● Work instructions
Find every line in the records that holds the string "selected". Copy each one.
=== Exercise data ===
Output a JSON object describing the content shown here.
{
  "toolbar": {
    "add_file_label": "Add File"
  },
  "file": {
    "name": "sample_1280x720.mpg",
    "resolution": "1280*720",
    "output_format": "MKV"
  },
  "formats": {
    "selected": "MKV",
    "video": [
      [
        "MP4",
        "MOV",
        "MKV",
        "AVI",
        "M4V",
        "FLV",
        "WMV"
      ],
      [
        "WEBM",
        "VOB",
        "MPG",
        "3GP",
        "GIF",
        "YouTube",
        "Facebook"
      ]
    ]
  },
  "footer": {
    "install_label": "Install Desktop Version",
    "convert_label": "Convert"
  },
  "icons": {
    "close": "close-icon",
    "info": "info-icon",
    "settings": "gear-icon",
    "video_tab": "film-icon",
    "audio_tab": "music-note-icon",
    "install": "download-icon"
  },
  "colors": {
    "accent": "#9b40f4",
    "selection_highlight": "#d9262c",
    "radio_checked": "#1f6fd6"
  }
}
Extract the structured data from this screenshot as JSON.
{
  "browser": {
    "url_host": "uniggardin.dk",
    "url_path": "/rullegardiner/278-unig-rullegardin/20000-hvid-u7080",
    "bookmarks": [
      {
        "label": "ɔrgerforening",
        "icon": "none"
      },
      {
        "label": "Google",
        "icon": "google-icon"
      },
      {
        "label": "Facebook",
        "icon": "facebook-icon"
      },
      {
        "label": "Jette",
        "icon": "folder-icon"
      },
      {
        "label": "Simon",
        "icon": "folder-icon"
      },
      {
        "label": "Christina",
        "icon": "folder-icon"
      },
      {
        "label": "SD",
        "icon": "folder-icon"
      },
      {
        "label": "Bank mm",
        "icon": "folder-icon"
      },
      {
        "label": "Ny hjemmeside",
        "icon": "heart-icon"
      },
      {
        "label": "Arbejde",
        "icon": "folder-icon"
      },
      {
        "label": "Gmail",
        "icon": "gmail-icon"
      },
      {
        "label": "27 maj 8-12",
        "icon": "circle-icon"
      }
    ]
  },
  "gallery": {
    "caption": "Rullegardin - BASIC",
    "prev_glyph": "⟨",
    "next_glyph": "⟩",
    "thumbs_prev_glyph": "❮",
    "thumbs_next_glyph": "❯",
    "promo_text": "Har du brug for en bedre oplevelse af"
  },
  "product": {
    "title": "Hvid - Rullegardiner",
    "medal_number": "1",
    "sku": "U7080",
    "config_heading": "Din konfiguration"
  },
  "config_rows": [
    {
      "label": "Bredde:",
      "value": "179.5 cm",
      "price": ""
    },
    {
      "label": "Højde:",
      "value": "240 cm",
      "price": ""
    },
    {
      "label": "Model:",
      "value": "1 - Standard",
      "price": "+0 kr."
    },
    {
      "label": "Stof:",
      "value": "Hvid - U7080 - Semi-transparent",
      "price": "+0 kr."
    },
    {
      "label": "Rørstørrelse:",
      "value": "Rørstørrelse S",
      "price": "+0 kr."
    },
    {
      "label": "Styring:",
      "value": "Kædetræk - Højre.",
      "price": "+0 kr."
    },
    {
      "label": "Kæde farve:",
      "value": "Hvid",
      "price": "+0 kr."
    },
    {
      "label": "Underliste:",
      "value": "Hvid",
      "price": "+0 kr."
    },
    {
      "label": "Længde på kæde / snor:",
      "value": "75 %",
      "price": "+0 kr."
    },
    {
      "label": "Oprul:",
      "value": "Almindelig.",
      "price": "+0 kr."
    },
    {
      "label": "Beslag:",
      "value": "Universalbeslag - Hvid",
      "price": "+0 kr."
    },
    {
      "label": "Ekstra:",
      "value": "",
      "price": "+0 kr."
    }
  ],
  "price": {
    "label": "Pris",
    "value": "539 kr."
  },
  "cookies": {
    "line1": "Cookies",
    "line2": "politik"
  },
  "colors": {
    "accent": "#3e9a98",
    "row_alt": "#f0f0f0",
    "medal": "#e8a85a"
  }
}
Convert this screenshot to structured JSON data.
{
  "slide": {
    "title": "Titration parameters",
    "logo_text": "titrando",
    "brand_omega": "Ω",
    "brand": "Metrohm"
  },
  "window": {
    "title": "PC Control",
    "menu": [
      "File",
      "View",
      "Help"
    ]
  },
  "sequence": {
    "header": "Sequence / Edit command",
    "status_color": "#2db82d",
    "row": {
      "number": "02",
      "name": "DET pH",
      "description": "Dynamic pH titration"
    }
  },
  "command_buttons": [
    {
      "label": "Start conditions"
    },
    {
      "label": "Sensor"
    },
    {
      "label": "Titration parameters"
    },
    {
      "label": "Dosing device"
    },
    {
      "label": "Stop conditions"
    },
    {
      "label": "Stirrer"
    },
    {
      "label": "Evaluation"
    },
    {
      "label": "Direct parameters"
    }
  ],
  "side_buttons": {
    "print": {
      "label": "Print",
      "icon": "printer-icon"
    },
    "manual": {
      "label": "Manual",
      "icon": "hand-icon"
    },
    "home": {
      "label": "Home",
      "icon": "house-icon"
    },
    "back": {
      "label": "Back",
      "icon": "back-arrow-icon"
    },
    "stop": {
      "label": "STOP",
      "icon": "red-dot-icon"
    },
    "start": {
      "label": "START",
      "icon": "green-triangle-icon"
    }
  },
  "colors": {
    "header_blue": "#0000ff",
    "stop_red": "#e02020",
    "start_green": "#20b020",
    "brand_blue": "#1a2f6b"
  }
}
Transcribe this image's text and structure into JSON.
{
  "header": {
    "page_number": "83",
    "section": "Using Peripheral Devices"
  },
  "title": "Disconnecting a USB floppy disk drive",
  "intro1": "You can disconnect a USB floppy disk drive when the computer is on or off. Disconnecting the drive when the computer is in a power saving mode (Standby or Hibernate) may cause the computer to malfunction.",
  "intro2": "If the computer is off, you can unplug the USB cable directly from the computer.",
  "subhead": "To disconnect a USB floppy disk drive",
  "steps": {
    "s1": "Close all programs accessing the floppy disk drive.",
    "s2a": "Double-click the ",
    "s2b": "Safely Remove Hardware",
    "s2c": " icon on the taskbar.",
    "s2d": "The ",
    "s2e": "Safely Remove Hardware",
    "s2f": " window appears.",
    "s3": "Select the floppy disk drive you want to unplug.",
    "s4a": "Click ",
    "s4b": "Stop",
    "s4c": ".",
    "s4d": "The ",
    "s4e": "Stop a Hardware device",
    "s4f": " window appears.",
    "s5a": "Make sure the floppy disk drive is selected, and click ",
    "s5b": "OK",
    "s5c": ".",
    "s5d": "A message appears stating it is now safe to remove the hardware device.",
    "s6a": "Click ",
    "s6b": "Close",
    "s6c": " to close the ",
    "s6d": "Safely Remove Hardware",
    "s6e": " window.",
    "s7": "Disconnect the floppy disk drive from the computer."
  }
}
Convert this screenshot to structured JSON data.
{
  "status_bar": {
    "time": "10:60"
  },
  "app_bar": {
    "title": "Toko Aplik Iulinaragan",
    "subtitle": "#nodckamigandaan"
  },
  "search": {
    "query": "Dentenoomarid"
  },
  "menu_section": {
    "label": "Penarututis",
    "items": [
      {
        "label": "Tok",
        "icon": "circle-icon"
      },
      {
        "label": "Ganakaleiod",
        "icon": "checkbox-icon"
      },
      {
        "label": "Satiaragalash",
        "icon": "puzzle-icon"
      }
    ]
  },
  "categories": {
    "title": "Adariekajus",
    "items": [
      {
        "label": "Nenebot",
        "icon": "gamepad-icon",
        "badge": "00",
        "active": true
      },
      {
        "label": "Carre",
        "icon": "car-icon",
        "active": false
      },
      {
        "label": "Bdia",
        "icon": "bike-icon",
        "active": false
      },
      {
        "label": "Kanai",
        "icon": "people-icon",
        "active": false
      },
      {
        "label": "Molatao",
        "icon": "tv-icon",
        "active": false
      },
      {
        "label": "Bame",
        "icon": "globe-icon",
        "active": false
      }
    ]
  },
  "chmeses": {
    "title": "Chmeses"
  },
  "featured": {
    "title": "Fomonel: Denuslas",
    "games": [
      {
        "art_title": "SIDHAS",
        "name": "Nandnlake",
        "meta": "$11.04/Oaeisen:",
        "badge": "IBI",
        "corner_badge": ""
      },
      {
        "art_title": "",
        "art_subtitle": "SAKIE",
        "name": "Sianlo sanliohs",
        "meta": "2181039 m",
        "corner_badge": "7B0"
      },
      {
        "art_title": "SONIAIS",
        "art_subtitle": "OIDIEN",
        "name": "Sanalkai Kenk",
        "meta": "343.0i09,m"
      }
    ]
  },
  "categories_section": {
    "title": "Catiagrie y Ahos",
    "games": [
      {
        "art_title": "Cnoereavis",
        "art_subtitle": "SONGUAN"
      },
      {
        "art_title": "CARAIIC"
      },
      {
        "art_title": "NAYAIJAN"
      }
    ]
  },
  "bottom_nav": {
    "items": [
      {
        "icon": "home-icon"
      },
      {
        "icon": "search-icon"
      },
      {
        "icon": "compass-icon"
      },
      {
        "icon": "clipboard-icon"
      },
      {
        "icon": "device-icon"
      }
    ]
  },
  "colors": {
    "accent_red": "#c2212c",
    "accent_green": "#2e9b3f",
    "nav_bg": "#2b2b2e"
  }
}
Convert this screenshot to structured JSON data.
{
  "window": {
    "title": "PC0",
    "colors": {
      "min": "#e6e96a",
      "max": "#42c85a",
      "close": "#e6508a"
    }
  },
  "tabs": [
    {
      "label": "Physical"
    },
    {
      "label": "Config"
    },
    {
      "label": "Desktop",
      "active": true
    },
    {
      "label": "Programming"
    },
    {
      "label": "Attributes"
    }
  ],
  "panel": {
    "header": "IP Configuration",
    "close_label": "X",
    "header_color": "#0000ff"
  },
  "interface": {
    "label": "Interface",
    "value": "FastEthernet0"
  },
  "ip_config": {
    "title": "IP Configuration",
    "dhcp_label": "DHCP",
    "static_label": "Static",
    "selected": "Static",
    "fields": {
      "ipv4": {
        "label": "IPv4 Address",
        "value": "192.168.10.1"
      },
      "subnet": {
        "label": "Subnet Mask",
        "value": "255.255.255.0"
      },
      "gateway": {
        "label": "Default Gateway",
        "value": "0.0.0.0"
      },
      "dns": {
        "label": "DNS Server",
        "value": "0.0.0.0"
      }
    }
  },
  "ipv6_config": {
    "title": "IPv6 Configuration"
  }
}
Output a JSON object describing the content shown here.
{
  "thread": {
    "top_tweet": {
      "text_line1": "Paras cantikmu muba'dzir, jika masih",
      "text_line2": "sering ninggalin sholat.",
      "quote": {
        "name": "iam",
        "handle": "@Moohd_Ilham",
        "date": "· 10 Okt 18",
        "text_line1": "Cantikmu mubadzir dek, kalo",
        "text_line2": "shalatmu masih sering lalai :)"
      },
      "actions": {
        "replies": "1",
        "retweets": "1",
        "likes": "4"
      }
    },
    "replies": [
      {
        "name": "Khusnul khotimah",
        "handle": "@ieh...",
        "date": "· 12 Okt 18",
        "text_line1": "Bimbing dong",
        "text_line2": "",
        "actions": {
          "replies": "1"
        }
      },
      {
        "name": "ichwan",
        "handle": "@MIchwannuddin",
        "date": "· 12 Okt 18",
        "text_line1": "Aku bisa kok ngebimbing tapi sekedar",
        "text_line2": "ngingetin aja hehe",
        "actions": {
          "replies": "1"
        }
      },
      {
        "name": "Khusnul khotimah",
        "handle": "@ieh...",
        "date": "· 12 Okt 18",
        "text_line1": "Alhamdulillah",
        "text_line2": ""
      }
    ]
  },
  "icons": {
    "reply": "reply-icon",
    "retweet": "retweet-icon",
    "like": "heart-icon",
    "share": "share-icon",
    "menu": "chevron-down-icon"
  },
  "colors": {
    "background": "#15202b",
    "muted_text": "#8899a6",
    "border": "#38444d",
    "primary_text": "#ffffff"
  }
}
===
● Response to this task
    "selected": "MKV",
    "s5a": "Make sure the floppy disk drive is selected, and click ",
    "selected": "Static",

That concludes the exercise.